### Dataset records
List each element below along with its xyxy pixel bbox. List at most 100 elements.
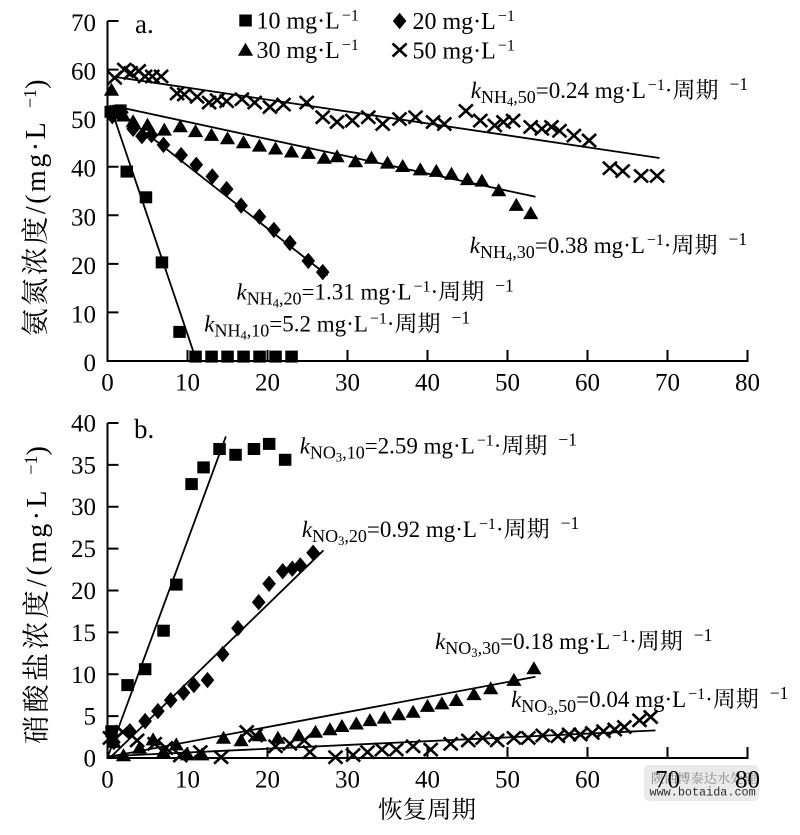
svg-text:,20: ,20 — [344, 526, 367, 546]
svg-text:k: k — [204, 312, 215, 337]
svg-text:,20: ,20 — [279, 289, 302, 309]
svg-text:−1: −1 — [647, 232, 664, 249]
svg-text:·: · — [431, 280, 439, 305]
svg-text:30: 30 — [335, 766, 360, 793]
svg-text:4: 4 — [273, 297, 280, 311]
svg-text:4: 4 — [506, 250, 513, 264]
svg-text:−1: −1 — [20, 89, 40, 108]
svg-text:3: 3 — [336, 451, 342, 465]
svg-text:·: · — [664, 233, 672, 258]
svg-text:k: k — [511, 687, 522, 712]
svg-text:25: 25 — [71, 536, 96, 563]
svg-text:,50: ,50 — [513, 87, 536, 107]
svg-text:80: 80 — [735, 766, 760, 793]
svg-text:=0.04 mg·L: =0.04 mg·L — [576, 687, 686, 712]
svg-text:3: 3 — [471, 646, 477, 660]
svg-text:NO: NO — [310, 443, 336, 463]
svg-text:,30: ,30 — [512, 242, 535, 262]
svg-text:−1: −1 — [370, 311, 387, 328]
svg-text:−1: −1 — [342, 37, 359, 54]
svg-text:−1: −1 — [495, 276, 514, 296]
svg-text:3: 3 — [338, 534, 344, 548]
svg-text:0: 0 — [101, 370, 114, 397]
svg-text:·: · — [494, 434, 502, 459]
svg-text:−1: −1 — [479, 516, 496, 533]
svg-text:,30: ,30 — [478, 638, 501, 658]
svg-text:−1: −1 — [688, 686, 705, 703]
svg-text:80: 80 — [735, 370, 760, 397]
svg-text:NH: NH — [480, 242, 506, 262]
svg-text:50: 50 — [495, 370, 520, 397]
svg-text:0: 0 — [84, 746, 97, 773]
svg-text:10: 10 — [71, 662, 96, 689]
svg-text:20 mg·L: 20 mg·L — [413, 9, 496, 35]
svg-text:−1: −1 — [561, 513, 580, 533]
svg-text:30: 30 — [71, 204, 96, 231]
svg-text:=2.59 mg·L: =2.59 mg·L — [365, 434, 475, 459]
svg-text:): ) — [22, 446, 53, 455]
svg-text:40: 40 — [71, 156, 96, 183]
svg-text:a.: a. — [135, 9, 154, 39]
svg-text:0: 0 — [101, 766, 114, 793]
svg-text:50: 50 — [71, 107, 96, 134]
svg-text:k: k — [302, 517, 313, 542]
svg-text:−1: −1 — [477, 433, 494, 450]
svg-text:−1: −1 — [648, 77, 665, 94]
svg-text:4: 4 — [241, 329, 248, 343]
svg-text:30: 30 — [335, 370, 360, 397]
svg-text:,10: ,10 — [342, 443, 365, 463]
svg-text:10: 10 — [175, 766, 200, 793]
svg-text:,50: ,50 — [554, 696, 577, 716]
svg-text:−1: −1 — [21, 456, 41, 475]
svg-text:20: 20 — [71, 253, 96, 280]
svg-text:NH: NH — [247, 289, 273, 309]
svg-text:−1: −1 — [729, 229, 748, 249]
svg-text:−1: −1 — [730, 74, 749, 94]
svg-text:k: k — [435, 629, 446, 654]
svg-text:,10: ,10 — [247, 321, 269, 341]
svg-text:−1: −1 — [770, 683, 789, 703]
svg-text:70: 70 — [655, 370, 680, 397]
svg-text:5: 5 — [84, 704, 97, 731]
svg-text:=0.38 mg·L: =0.38 mg·L — [535, 233, 645, 258]
svg-text:60: 60 — [575, 370, 600, 397]
svg-text:40: 40 — [415, 766, 440, 793]
svg-text:): ) — [21, 80, 52, 89]
svg-text:20: 20 — [255, 370, 280, 397]
svg-text:30: 30 — [71, 494, 96, 521]
svg-text:10: 10 — [175, 370, 200, 397]
svg-text:30 mg·L: 30 mg·L — [257, 38, 340, 64]
svg-text:NO: NO — [445, 638, 471, 658]
svg-text:=0.24 mg·L: =0.24 mg·L — [536, 78, 646, 103]
svg-text:0: 0 — [84, 350, 97, 377]
svg-text:b.: b. — [134, 414, 154, 444]
svg-text:−1: −1 — [612, 628, 629, 645]
svg-text:−1: −1 — [498, 38, 515, 55]
svg-text:=1.31 mg·L: =1.31 mg·L — [302, 280, 412, 305]
svg-text:10: 10 — [71, 301, 96, 328]
svg-text:·: · — [387, 312, 395, 337]
svg-text:35: 35 — [71, 452, 96, 479]
svg-text:k: k — [470, 233, 481, 258]
svg-text:k: k — [471, 78, 482, 103]
svg-text:NO: NO — [312, 526, 338, 546]
svg-text:20: 20 — [71, 578, 96, 605]
svg-text:·: · — [496, 517, 504, 542]
svg-text:40: 40 — [71, 411, 96, 438]
svg-text:60: 60 — [71, 59, 96, 86]
svg-text:60: 60 — [575, 766, 600, 793]
svg-text:/(mg·L: /(mg·L — [22, 487, 53, 587]
svg-text:10 mg·L: 10 mg·L — [257, 9, 340, 35]
svg-text:−1: −1 — [342, 8, 359, 25]
svg-text:50: 50 — [495, 766, 520, 793]
svg-text:70: 70 — [71, 10, 96, 37]
svg-text:www.botaida.com: www.botaida.com — [650, 786, 756, 800]
svg-text:NH: NH — [215, 321, 241, 341]
svg-text:=5.2 mg·L: =5.2 mg·L — [269, 312, 368, 337]
svg-text:70: 70 — [655, 766, 680, 793]
svg-text:3: 3 — [547, 704, 553, 718]
svg-text:/(mg·L: /(mg·L — [21, 120, 52, 214]
svg-text:20: 20 — [255, 766, 280, 793]
svg-text:k: k — [300, 434, 311, 459]
svg-text:15: 15 — [71, 620, 96, 647]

### Goal of the exercise
Copy the data above line for line, changing nothing, but leave out the pictures.

### Solution for this exercise
List each element below along with its xyxy pixel bbox. List at most 100 elements.
svg-text:,20: ,20 — [344, 526, 367, 546]
svg-text:k: k — [204, 312, 215, 337]
svg-text:,20: ,20 — [279, 289, 302, 309]
svg-text:−1: −1 — [647, 232, 664, 249]
svg-text:·: · — [431, 280, 439, 305]
svg-text:30: 30 — [335, 766, 360, 793]
svg-text:4: 4 — [273, 297, 280, 311]
svg-text:4: 4 — [506, 250, 513, 264]
svg-text:−1: −1 — [20, 89, 40, 108]
svg-text:3: 3 — [336, 451, 342, 465]
svg-text:·: · — [664, 233, 672, 258]
svg-text:k: k — [511, 687, 522, 712]
svg-text:25: 25 — [71, 536, 96, 563]
svg-text:,50: ,50 — [513, 87, 536, 107]
svg-text:80: 80 — [735, 766, 760, 793]
svg-text:=0.04 mg·L: =0.04 mg·L — [576, 687, 686, 712]
svg-text:3: 3 — [471, 646, 477, 660]
svg-text:NO: NO — [310, 443, 336, 463]
svg-text:,30: ,30 — [512, 242, 535, 262]
svg-text:−1: −1 — [370, 311, 387, 328]
svg-text:−1: −1 — [342, 37, 359, 54]
svg-text:−1: −1 — [495, 276, 514, 296]
svg-text:3: 3 — [338, 534, 344, 548]
svg-text:0: 0 — [101, 370, 114, 397]
svg-text:·: · — [494, 434, 502, 459]
svg-text:−1: −1 — [479, 516, 496, 533]
svg-text:,30: ,30 — [478, 638, 501, 658]
svg-text:−1: −1 — [688, 686, 705, 703]
svg-text:80: 80 — [735, 370, 760, 397]
svg-text:NH: NH — [480, 242, 506, 262]
svg-text:50: 50 — [495, 370, 520, 397]
svg-text:0: 0 — [84, 746, 97, 773]
svg-text:10: 10 — [71, 662, 96, 689]
svg-text:20 mg·L: 20 mg·L — [413, 9, 496, 35]
svg-text:−1: −1 — [561, 513, 580, 533]
svg-text:30: 30 — [71, 204, 96, 231]
svg-text:=2.59 mg·L: =2.59 mg·L — [365, 434, 475, 459]
svg-text:): ) — [22, 446, 53, 455]
svg-text:40: 40 — [71, 156, 96, 183]
svg-text:a.: a. — [135, 9, 154, 39]
svg-text:0: 0 — [101, 766, 114, 793]
svg-text:50: 50 — [71, 107, 96, 134]
svg-text:k: k — [302, 517, 313, 542]
svg-text:−1: −1 — [477, 433, 494, 450]
svg-text:−1: −1 — [648, 77, 665, 94]
svg-text:4: 4 — [241, 329, 248, 343]
svg-text:30: 30 — [335, 370, 360, 397]
svg-text:,10: ,10 — [342, 443, 365, 463]
svg-text:10: 10 — [175, 766, 200, 793]
svg-text:,50: ,50 — [554, 696, 577, 716]
svg-text:−1: −1 — [21, 456, 41, 475]
svg-text:20: 20 — [71, 253, 96, 280]
svg-text:NH: NH — [247, 289, 273, 309]
svg-text:−1: −1 — [729, 229, 748, 249]
svg-text:−1: −1 — [730, 74, 749, 94]
svg-text:k: k — [435, 629, 446, 654]
svg-text:,10: ,10 — [247, 321, 269, 341]
svg-text:−1: −1 — [770, 683, 789, 703]
svg-text:70: 70 — [655, 370, 680, 397]
svg-text:5: 5 — [84, 704, 97, 731]
svg-text:=0.38 mg·L: =0.38 mg·L — [535, 233, 645, 258]
svg-text:60: 60 — [575, 370, 600, 397]
svg-text:40: 40 — [415, 766, 440, 793]
svg-text:): ) — [21, 80, 52, 89]
svg-text:20: 20 — [255, 370, 280, 397]
svg-text:30: 30 — [71, 494, 96, 521]
svg-text:10: 10 — [175, 370, 200, 397]
svg-text:30 mg·L: 30 mg·L — [257, 38, 340, 64]
svg-text:NO: NO — [445, 638, 471, 658]
svg-text:=0.24 mg·L: =0.24 mg·L — [536, 78, 646, 103]
svg-text:0: 0 — [84, 350, 97, 377]
svg-text:b.: b. — [134, 414, 154, 444]
svg-text:−1: −1 — [612, 628, 629, 645]
svg-text:−1: −1 — [498, 38, 515, 55]
svg-text:=1.31 mg·L: =1.31 mg·L — [302, 280, 412, 305]
svg-text:10: 10 — [71, 301, 96, 328]
svg-text:·: · — [387, 312, 395, 337]
svg-text:35: 35 — [71, 452, 96, 479]
svg-text:k: k — [470, 233, 481, 258]
svg-text:k: k — [471, 78, 482, 103]
svg-text:NO: NO — [312, 526, 338, 546]
svg-text:20: 20 — [71, 578, 96, 605]
svg-text:·: · — [496, 517, 504, 542]
svg-text:40: 40 — [71, 411, 96, 438]
svg-text:60: 60 — [71, 59, 96, 86]
svg-text:60: 60 — [575, 766, 600, 793]
svg-text:/(mg·L: /(mg·L — [22, 487, 53, 587]
svg-text:10 mg·L: 10 mg·L — [257, 9, 340, 35]
svg-text:−1: −1 — [342, 8, 359, 25]
svg-text:50: 50 — [495, 766, 520, 793]
svg-text:70: 70 — [71, 10, 96, 37]
svg-text:www.botaida.com: www.botaida.com — [650, 786, 756, 800]
svg-text:NH: NH — [215, 321, 241, 341]
svg-text:=5.2 mg·L: =5.2 mg·L — [269, 312, 368, 337]
svg-text:70: 70 — [655, 766, 680, 793]
svg-text:3: 3 — [547, 704, 553, 718]
svg-text:/(mg·L: /(mg·L — [21, 120, 52, 214]
svg-text:20: 20 — [255, 766, 280, 793]
svg-text:k: k — [300, 434, 311, 459]
svg-text:15: 15 — [71, 620, 96, 647]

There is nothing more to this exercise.